Written instruction: Scan the data below and pick out the lines containing the word "past".
══ Dataset content
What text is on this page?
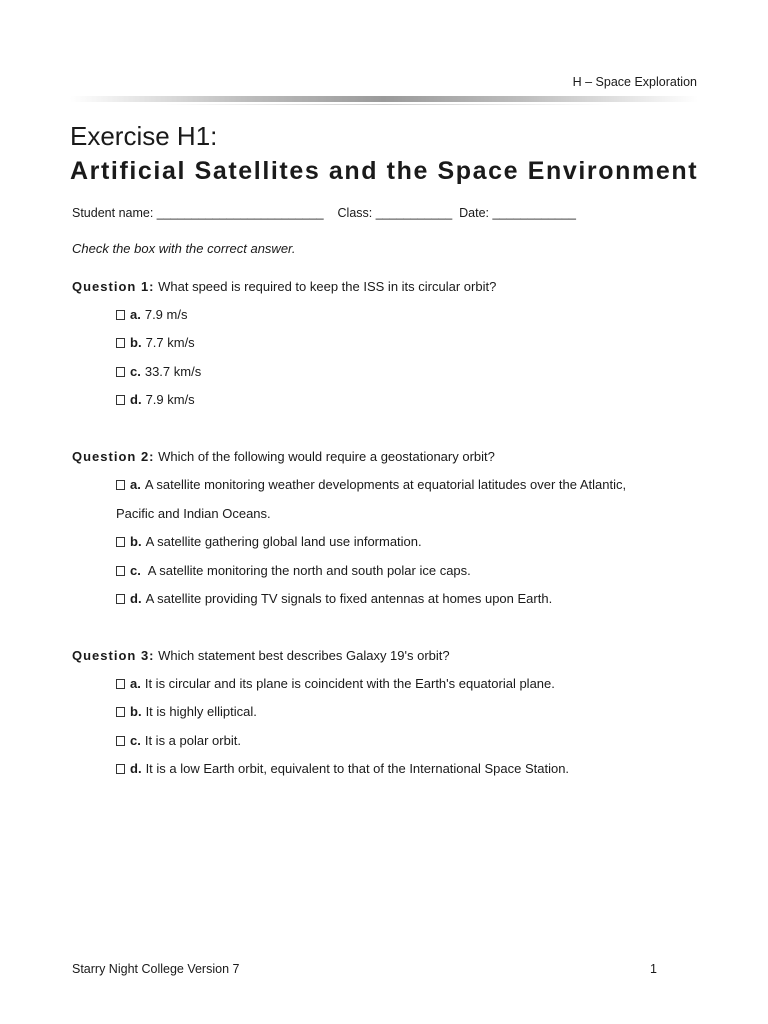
H – Space Exploration
Exercise H1:
Artificial Satellites and the Space Environment
Student name: ________________________    Class: ___________  Date: ____________
Check the box with the correct answer.
Question 1: What speed is required to keep the ISS in its circular orbit?
a. 7.9 m/s
b. 7.7 km/s
c. 33.7 km/s
d. 7.9 km/s
Question 2: Which of the following would require a geostationary orbit?
a. A satellite monitoring weather developments at equatorial latitudes over the Atlantic,
Pacific and Indian Oceans.
b. A satellite gathering global land use information.
c. A satellite monitoring the north and south polar ice caps.
d. A satellite providing TV signals to fixed antennas at homes upon Earth.
Question 3: Which statement best describes Galaxy 19's orbit?
a. It is circular and its plane is coincident with the Earth's equatorial plane.
b. It is highly elliptical.
c. It is a polar orbit.
d. It is a low Earth orbit, equivalent to that of the International Space Station.
Starry Night College Version 7	1
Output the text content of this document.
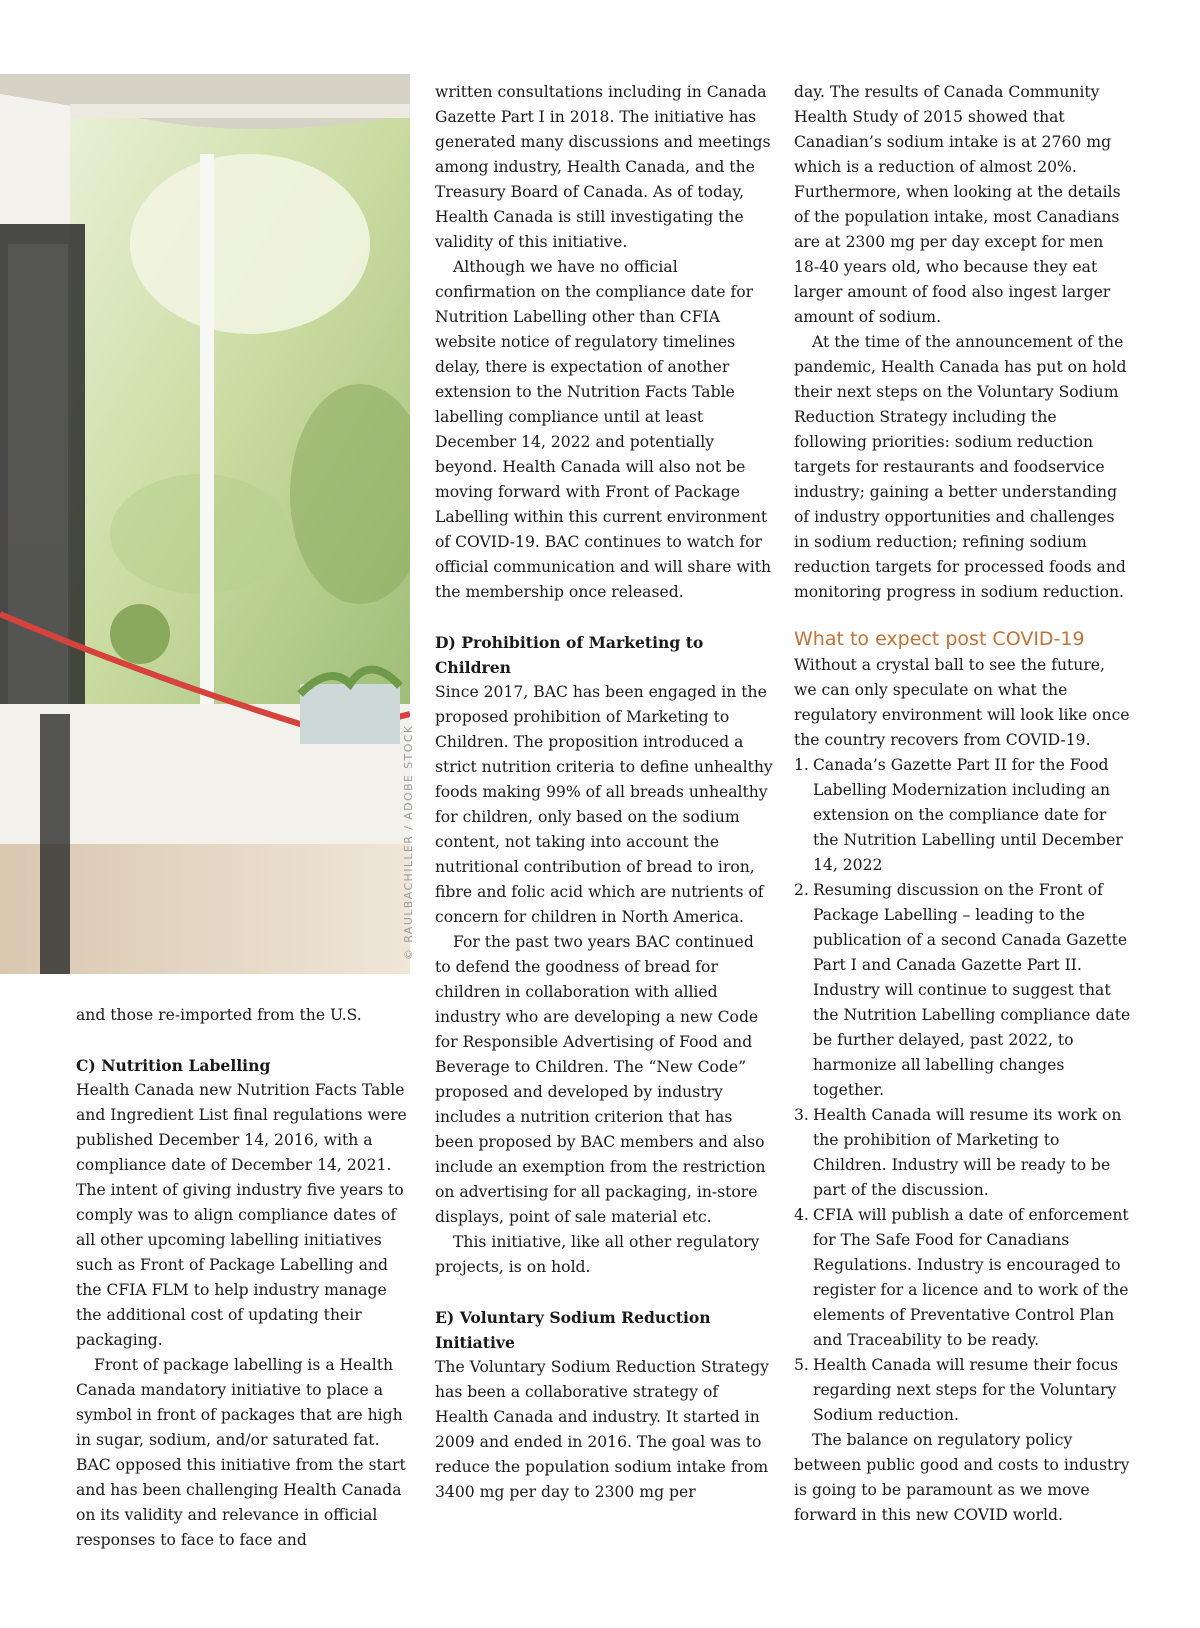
© RAULBACHILLER / ADOBE STOCK

and those re-imported from the U.S.

C) Nutrition Labelling

Health Canada new Nutrition Facts Table and Ingredient List final regulations were published December 14, 2016, with a compliance date of December 14, 2021. The intent of giving industry five years to comply was to align compliance dates of all other upcoming labelling initiatives such as Front of Package Labelling and the CFIA FLM to help industry manage the additional cost of updating their packaging.

Front of package labelling is a Health Canada mandatory initiative to place a symbol in front of packages that are high in sugar, sodium, and/or saturated fat. BAC opposed this initiative from the start and has been challenging Health Canada on its validity and relevance in official responses to face to face and

written consultations including in Canada Gazette Part I in 2018. The initiative has generated many discussions and meetings among industry, Health Canada, and the Treasury Board of Canada. As of today, Health Canada is still investigating the validity of this initiative.

Although we have no official confirmation on the compliance date for Nutrition Labelling other than CFIA website notice of regulatory timelines delay, there is expectation of another extension to the Nutrition Facts Table labelling compliance until at least December 14, 2022 and potentially beyond. Health Canada will also not be moving forward with Front of Package Labelling within this current environment of COVID-19. BAC continues to watch for official communication and will share with the membership once released.

D) Prohibition of Marketing to Children

Since 2017, BAC has been engaged in the proposed prohibition of Marketing to Children. The proposition introduced a strict nutrition criteria to define unhealthy foods making 99% of all breads unhealthy for children, only based on the sodium content, not taking into account the nutritional contribution of bread to iron, fibre and folic acid which are nutrients of concern for children in North America.

For the past two years BAC continued to defend the goodness of bread for children in collaboration with allied industry who are developing a new Code for Responsible Advertising of Food and Beverage to Children. The “New Code” proposed and developed by industry includes a nutrition criterion that has been proposed by BAC members and also include an exemption from the restriction on advertising for all packaging, in-store displays, point of sale material etc.

This initiative, like all other regulatory projects, is on hold.

E) Voluntary Sodium Reduction Initiative

The Voluntary Sodium Reduction Strategy has been a collaborative strategy of Health Canada and industry. It started in 2009 and ended in 2016. The goal was to reduce the population sodium intake from 3400 mg per day to 2300 mg per

day. The results of Canada Community Health Study of 2015 showed that Canadian’s sodium intake is at 2760 mg which is a reduction of almost 20%. Furthermore, when looking at the details of the population intake, most Canadians are at 2300 mg per day except for men 18-40 years old, who because they eat larger amount of food also ingest larger amount of sodium.

At the time of the announcement of the pandemic, Health Canada has put on hold their next steps on the Voluntary Sodium Reduction Strategy including the following priorities: sodium reduction targets for restaurants and foodservice industry; gaining a better understanding of industry opportunities and challenges in sodium reduction; refining sodium reduction targets for processed foods and monitoring progress in sodium reduction.

What to expect post COVID-19

Without a crystal ball to see the future, we can only speculate on what the regulatory environment will look like once the country recovers from COVID-19.

1. Canada’s Gazette Part II for the Food Labelling Modernization including an extension on the compliance date for the Nutrition Labelling until December 14, 2022
2. Resuming discussion on the Front of Package Labelling – leading to the publication of a second Canada Gazette Part I and Canada Gazette Part II. Industry will continue to suggest that the Nutrition Labelling compliance date be further delayed, past 2022, to harmonize all labelling changes together.
3. Health Canada will resume its work on the prohibition of Marketing to Children. Industry will be ready to be part of the discussion.
4. CFIA will publish a date of enforcement for The Safe Food for Canadians Regulations. Industry is encouraged to register for a licence and to work of the elements of Preventative Control Plan and Traceability to be ready.
5. Health Canada will resume their focus regarding next steps for the Voluntary Sodium reduction.

The balance on regulatory policy between public good and costs to industry is going to be paramount as we move forward in this new COVID world.
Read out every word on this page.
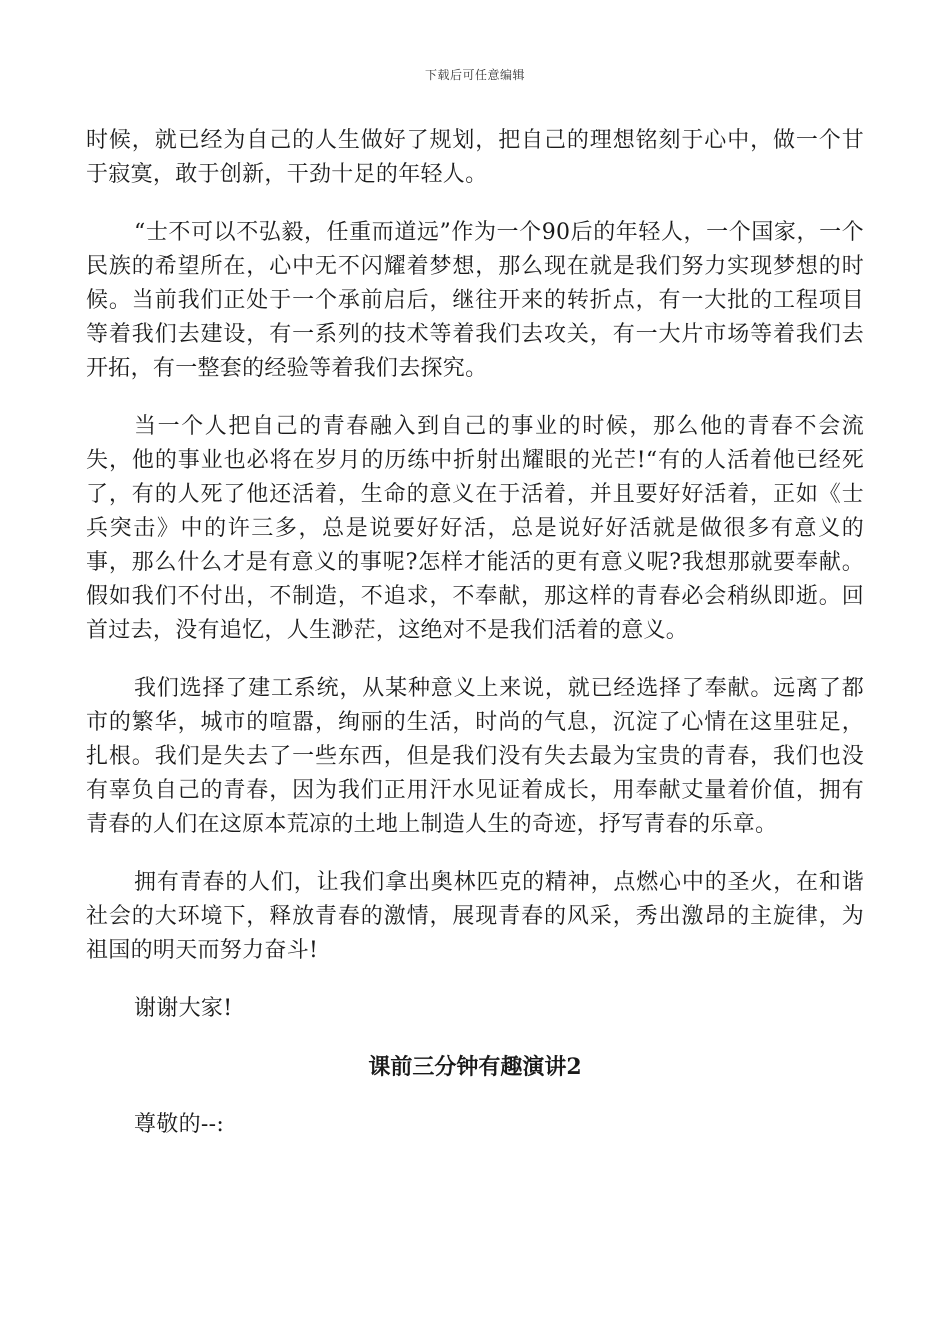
下载后可任意编辑

时候，就已经为自己的人生做好了规划，把自己的理想铭刻于心中，做一个甘于寂寞，敢于创新，干劲十足的年轻人。

“士不可以不弘毅，任重而道远”作为一个90后的年轻人，一个国家，一个民族的希望所在，心中无不闪耀着梦想，那么现在就是我们努力实现梦想的时候。当前我们正处于一个承前启后，继往开来的转折点，有一大批的工程项目等着我们去建设，有一系列的技术等着我们去攻关，有一大片市场等着我们去开拓，有一整套的经验等着我们去探究。

当一个人把自己的青春融入到自己的事业的时候，那么他的青春不会流失，他的事业也必将在岁月的历练中折射出耀眼的光芒!“有的人活着他已经死了，有的人死了他还活着，生命的意义在于活着，并且要好好活着，正如《士兵突击》中的许三多，总是说要好好活，总是说好好活就是做很多有意义的事，那么什么才是有意义的事呢?怎样才能活的更有意义呢?我想那就要奉献。假如我们不付出，不制造，不追求，不奉献，那这样的青春必会稍纵即逝。回首过去，没有追忆，人生渺茫，这绝对不是我们活着的意义。

我们选择了建工系统，从某种意义上来说，就已经选择了奉献。远离了都市的繁华，城市的喧嚣，绚丽的生活，时尚的气息，沉淀了心情在这里驻足，扎根。我们是失去了一些东西，但是我们没有失去最为宝贵的青春，我们也没有辜负自己的青春，因为我们正用汗水见证着成长，用奉献丈量着价值，拥有青春的人们在这原本荒凉的土地上制造人生的奇迹，抒写青春的乐章。

拥有青春的人们，让我们拿出奥林匹克的精神，点燃心中的圣火，在和谐社会的大环境下，释放青春的激情，展现青春的风采，秀出激昂的主旋律，为祖国的明天而努力奋斗!

谢谢大家!

课前三分钟有趣演讲2

尊敬的--:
════
Answer to this problem:
For the past two years BAC continued to defend the goodness of bread for children in collaboration with allied industry who are developing a new Code for Responsible Advertising of Food and Beverage to Children. The “New Code” proposed and developed by industry includes a nutrition criterion that has been proposed by BAC members and also include an exemption from the restriction on advertising for all packaging, in-store displays, point of sale material etc.
2. Resuming discussion on the Front of Package Labelling – leading to the publication of a second Canada Gazette Part I and Canada Gazette Part II. Industry will continue to suggest that the Nutrition Labelling compliance date be further delayed, past 2022, to harmonize all labelling changes together.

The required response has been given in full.